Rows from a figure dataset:
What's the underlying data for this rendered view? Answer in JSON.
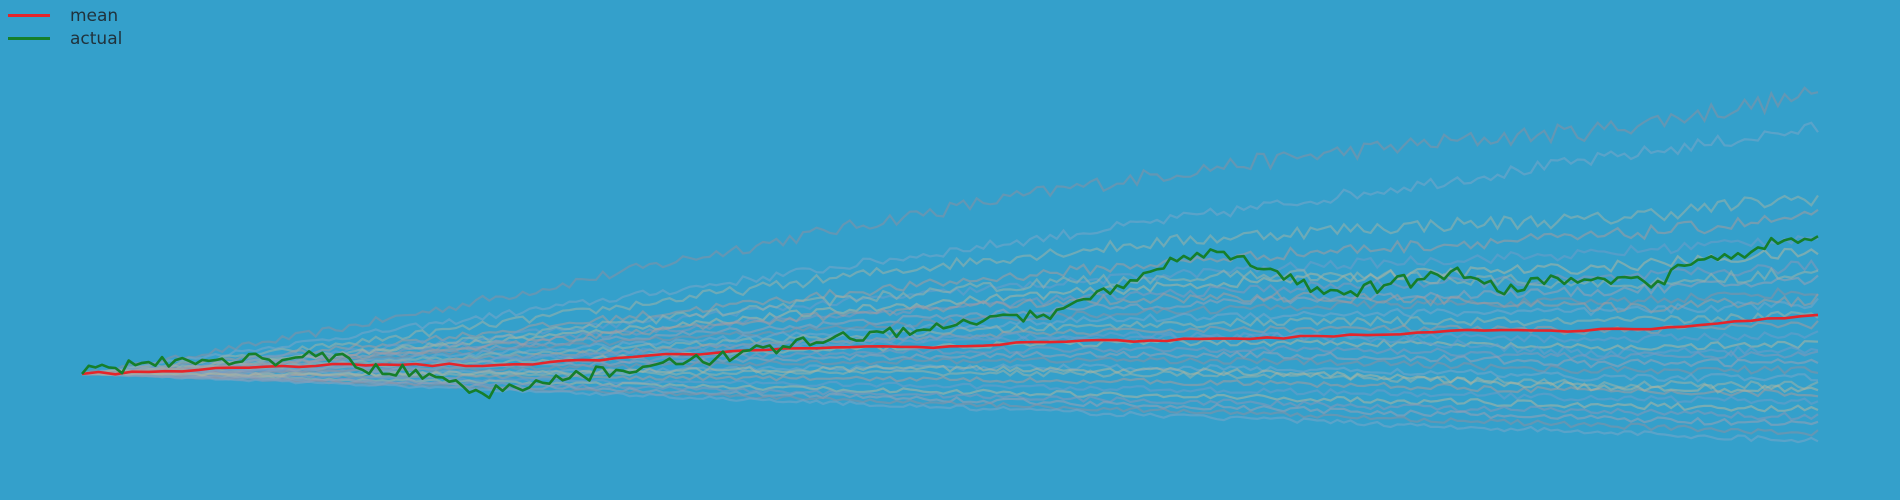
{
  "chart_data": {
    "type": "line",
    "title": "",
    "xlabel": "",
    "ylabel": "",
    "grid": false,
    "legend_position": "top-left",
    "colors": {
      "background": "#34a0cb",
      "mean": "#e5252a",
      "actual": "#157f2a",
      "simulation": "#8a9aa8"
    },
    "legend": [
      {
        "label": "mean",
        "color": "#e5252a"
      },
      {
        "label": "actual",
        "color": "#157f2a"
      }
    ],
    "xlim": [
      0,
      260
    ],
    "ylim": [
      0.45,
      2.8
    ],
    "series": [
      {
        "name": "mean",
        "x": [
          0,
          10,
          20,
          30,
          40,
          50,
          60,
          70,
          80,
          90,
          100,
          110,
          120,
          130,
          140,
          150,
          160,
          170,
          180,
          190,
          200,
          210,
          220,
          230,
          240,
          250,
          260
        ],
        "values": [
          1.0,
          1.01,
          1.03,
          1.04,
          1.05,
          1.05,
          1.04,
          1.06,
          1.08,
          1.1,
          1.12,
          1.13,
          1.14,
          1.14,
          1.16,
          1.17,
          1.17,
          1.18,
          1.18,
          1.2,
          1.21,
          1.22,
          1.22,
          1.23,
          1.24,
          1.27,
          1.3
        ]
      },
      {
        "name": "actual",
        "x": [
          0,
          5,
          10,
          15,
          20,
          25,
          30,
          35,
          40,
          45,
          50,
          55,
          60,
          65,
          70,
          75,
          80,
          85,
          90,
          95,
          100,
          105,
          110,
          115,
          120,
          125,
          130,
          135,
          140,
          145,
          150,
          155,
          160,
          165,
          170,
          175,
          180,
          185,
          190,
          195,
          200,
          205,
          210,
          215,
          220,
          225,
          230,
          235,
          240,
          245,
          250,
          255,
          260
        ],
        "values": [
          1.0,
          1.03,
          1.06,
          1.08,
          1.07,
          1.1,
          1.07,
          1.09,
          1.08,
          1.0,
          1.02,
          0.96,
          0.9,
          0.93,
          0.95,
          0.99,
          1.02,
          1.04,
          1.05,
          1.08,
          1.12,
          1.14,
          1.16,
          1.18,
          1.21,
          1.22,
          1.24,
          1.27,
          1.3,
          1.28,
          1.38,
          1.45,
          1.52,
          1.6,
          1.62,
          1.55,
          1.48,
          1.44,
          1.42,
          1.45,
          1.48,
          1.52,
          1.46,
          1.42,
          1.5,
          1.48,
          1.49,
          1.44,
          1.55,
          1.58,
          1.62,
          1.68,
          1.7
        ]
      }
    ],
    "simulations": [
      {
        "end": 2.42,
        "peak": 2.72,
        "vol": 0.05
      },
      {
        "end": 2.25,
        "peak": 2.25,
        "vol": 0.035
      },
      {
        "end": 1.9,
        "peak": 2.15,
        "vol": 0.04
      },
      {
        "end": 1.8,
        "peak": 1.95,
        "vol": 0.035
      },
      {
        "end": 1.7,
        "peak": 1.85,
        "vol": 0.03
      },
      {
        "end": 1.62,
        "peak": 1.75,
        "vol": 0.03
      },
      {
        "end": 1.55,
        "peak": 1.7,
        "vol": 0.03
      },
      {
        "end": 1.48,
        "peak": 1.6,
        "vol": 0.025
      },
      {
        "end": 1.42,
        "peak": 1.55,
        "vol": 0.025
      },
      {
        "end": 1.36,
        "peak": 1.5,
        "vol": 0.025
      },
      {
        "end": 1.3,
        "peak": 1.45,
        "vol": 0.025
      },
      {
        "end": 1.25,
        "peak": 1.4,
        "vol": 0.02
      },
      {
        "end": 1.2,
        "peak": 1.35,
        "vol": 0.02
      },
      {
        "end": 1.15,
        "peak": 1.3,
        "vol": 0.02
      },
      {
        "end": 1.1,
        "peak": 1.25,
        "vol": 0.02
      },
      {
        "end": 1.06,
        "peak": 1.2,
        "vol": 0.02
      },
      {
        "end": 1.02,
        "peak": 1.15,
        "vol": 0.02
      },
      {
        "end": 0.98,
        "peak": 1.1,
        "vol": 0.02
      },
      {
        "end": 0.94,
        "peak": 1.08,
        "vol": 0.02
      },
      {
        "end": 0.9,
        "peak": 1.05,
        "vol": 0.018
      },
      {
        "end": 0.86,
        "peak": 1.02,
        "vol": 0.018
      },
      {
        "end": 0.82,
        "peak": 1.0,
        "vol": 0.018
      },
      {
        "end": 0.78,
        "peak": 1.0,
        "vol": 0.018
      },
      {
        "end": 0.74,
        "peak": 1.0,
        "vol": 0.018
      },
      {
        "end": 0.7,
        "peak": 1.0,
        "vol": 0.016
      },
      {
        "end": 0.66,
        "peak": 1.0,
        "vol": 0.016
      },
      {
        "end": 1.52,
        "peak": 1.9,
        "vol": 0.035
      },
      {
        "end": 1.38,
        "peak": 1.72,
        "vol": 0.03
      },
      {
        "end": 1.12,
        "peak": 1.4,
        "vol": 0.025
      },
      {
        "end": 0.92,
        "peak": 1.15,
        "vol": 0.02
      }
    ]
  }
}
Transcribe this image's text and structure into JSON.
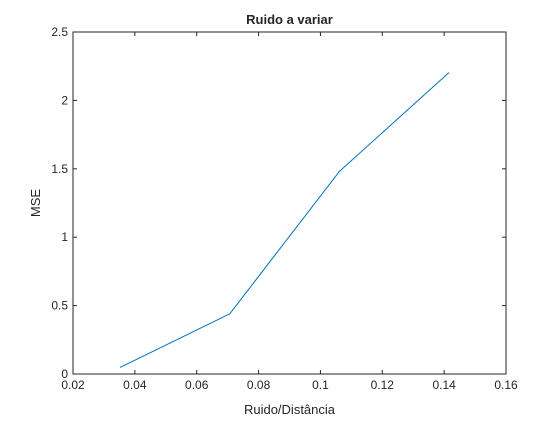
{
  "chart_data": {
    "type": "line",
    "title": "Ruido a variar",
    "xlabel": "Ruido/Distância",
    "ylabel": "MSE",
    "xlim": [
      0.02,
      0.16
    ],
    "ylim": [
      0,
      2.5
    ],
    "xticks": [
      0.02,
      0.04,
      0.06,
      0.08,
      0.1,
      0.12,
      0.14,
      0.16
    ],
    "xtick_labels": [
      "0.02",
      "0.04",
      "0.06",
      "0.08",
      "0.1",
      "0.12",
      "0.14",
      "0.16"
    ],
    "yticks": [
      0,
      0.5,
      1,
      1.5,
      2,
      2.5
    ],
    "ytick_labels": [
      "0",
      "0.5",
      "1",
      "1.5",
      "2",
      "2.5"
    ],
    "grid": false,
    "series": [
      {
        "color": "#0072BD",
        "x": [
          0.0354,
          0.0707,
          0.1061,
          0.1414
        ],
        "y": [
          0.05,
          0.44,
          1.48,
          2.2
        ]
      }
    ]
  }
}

Exercise directions — Reproduce the full listing above verbatim, with no pictures included.

Written answer —
What's the underlying data for this rendered view? Answer in JSON.
{
  "chart_data": {
    "type": "line",
    "title": "",
    "xlabel": "",
    "ylabel": "",
    "grid": false,
    "legend_position": "top-left",
    "colors": {
      "background": "#34a0cb",
      "mean": "#e5252a",
      "actual": "#157f2a",
      "simulation": "#8a9aa8"
    },
    "legend": [
      {
        "label": "mean",
        "color": "#e5252a"
      },
      {
        "label": "actual",
        "color": "#157f2a"
      }
    ],
    "xlim": [
      0,
      260
    ],
    "ylim": [
      0.45,
      2.8
    ],
    "series": [
      {
        "name": "mean",
        "x": [
          0,
          10,
          20,
          30,
          40,
          50,
          60,
          70,
          80,
          90,
          100,
          110,
          120,
          130,
          140,
          150,
          160,
          170,
          180,
          190,
          200,
          210,
          220,
          230,
          240,
          250,
          260
        ],
        "values": [
          1.0,
          1.01,
          1.03,
          1.04,
          1.05,
          1.05,
          1.04,
          1.06,
          1.08,
          1.1,
          1.12,
          1.13,
          1.14,
          1.14,
          1.16,
          1.17,
          1.17,
          1.18,
          1.18,
          1.2,
          1.21,
          1.22,
          1.22,
          1.23,
          1.24,
          1.27,
          1.3
        ]
      },
      {
        "name": "actual",
        "x": [
          0,
          5,
          10,
          15,
          20,
          25,
          30,
          35,
          40,
          45,
          50,
          55,
          60,
          65,
          70,
          75,
          80,
          85,
          90,
          95,
          100,
          105,
          110,
          115,
          120,
          125,
          130,
          135,
          140,
          145,
          150,
          155,
          160,
          165,
          170,
          175,
          180,
          185,
          190,
          195,
          200,
          205,
          210,
          215,
          220,
          225,
          230,
          235,
          240,
          245,
          250,
          255,
          260
        ],
        "values": [
          1.0,
          1.03,
          1.06,
          1.08,
          1.07,
          1.1,
          1.07,
          1.09,
          1.08,
          1.0,
          1.02,
          0.96,
          0.9,
          0.93,
          0.95,
          0.99,
          1.02,
          1.04,
          1.05,
          1.08,
          1.12,
          1.14,
          1.16,
          1.18,
          1.21,
          1.22,
          1.24,
          1.27,
          1.3,
          1.28,
          1.38,
          1.45,
          1.52,
          1.6,
          1.62,
          1.55,
          1.48,
          1.44,
          1.42,
          1.45,
          1.48,
          1.52,
          1.46,
          1.42,
          1.5,
          1.48,
          1.49,
          1.44,
          1.55,
          1.58,
          1.62,
          1.68,
          1.7
        ]
      }
    ],
    "simulations": [
      {
        "end": 2.42,
        "peak": 2.72,
        "vol": 0.05
      },
      {
        "end": 2.25,
        "peak": 2.25,
        "vol": 0.035
      },
      {
        "end": 1.9,
        "peak": 2.15,
        "vol": 0.04
      },
      {
        "end": 1.8,
        "peak": 1.95,
        "vol": 0.035
      },
      {
        "end": 1.7,
        "peak": 1.85,
        "vol": 0.03
      },
      {
        "end": 1.62,
        "peak": 1.75,
        "vol": 0.03
      },
      {
        "end": 1.55,
        "peak": 1.7,
        "vol": 0.03
      },
      {
        "end": 1.48,
        "peak": 1.6,
        "vol": 0.025
      },
      {
        "end": 1.42,
        "peak": 1.55,
        "vol": 0.025
      },
      {
        "end": 1.36,
        "peak": 1.5,
        "vol": 0.025
      },
      {
        "end": 1.3,
        "peak": 1.45,
        "vol": 0.025
      },
      {
        "end": 1.25,
        "peak": 1.4,
        "vol": 0.02
      },
      {
        "end": 1.2,
        "peak": 1.35,
        "vol": 0.02
      },
      {
        "end": 1.15,
        "peak": 1.3,
        "vol": 0.02
      },
      {
        "end": 1.1,
        "peak": 1.25,
        "vol": 0.02
      },
      {
        "end": 1.06,
        "peak": 1.2,
        "vol": 0.02
      },
      {
        "end": 1.02,
        "peak": 1.15,
        "vol": 0.02
      },
      {
        "end": 0.98,
        "peak": 1.1,
        "vol": 0.02
      },
      {
        "end": 0.94,
        "peak": 1.08,
        "vol": 0.02
      },
      {
        "end": 0.9,
        "peak": 1.05,
        "vol": 0.018
      },
      {
        "end": 0.86,
        "peak": 1.02,
        "vol": 0.018
      },
      {
        "end": 0.82,
        "peak": 1.0,
        "vol": 0.018
      },
      {
        "end": 0.78,
        "peak": 1.0,
        "vol": 0.018
      },
      {
        "end": 0.74,
        "peak": 1.0,
        "vol": 0.018
      },
      {
        "end": 0.7,
        "peak": 1.0,
        "vol": 0.016
      },
      {
        "end": 0.66,
        "peak": 1.0,
        "vol": 0.016
      },
      {
        "end": 1.52,
        "peak": 1.9,
        "vol": 0.035
      },
      {
        "end": 1.38,
        "peak": 1.72,
        "vol": 0.03
      },
      {
        "end": 1.12,
        "peak": 1.4,
        "vol": 0.025
      },
      {
        "end": 0.92,
        "peak": 1.15,
        "vol": 0.02
      }
    ]
  }
}
Transcribe this image's text and structure into JSON.
{
  "chart_data": {
    "type": "line",
    "title": "Ruido a variar",
    "xlabel": "Ruido/Distância",
    "ylabel": "MSE",
    "xlim": [
      0.02,
      0.16
    ],
    "ylim": [
      0,
      2.5
    ],
    "xticks": [
      0.02,
      0.04,
      0.06,
      0.08,
      0.1,
      0.12,
      0.14,
      0.16
    ],
    "xtick_labels": [
      "0.02",
      "0.04",
      "0.06",
      "0.08",
      "0.1",
      "0.12",
      "0.14",
      "0.16"
    ],
    "yticks": [
      0,
      0.5,
      1,
      1.5,
      2,
      2.5
    ],
    "ytick_labels": [
      "0",
      "0.5",
      "1",
      "1.5",
      "2",
      "2.5"
    ],
    "grid": false,
    "series": [
      {
        "color": "#0072BD",
        "x": [
          0.0354,
          0.0707,
          0.1061,
          0.1414
        ],
        "y": [
          0.05,
          0.44,
          1.48,
          2.2
        ]
      }
    ]
  }
}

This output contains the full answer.